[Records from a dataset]
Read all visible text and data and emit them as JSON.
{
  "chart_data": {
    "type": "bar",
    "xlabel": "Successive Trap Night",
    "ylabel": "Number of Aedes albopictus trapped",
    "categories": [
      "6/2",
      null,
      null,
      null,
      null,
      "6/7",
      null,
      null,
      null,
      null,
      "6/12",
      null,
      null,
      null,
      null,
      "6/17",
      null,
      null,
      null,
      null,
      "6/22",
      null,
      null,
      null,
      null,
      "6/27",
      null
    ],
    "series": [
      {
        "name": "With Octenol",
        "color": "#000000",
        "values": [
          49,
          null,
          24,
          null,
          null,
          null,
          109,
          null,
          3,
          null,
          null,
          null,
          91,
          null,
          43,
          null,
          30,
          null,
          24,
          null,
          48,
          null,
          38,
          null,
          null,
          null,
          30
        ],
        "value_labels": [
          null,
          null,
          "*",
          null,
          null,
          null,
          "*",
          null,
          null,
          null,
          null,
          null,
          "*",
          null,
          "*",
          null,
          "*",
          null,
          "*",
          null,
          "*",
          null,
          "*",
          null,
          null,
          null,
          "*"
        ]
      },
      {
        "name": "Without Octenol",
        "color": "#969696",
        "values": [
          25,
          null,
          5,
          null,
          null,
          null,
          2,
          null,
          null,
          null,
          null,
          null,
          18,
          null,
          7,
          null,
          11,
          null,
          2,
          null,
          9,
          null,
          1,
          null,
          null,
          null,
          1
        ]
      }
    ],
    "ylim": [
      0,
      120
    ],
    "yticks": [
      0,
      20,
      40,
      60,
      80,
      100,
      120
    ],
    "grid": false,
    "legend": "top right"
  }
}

# INSTRUCTIONS TO FOLLOW:
Scan the records above for the string "name", then select every line that holds it.

# EXERCISE RESULT:
        "name": "With Octenol",
        "name": "Without Octenol",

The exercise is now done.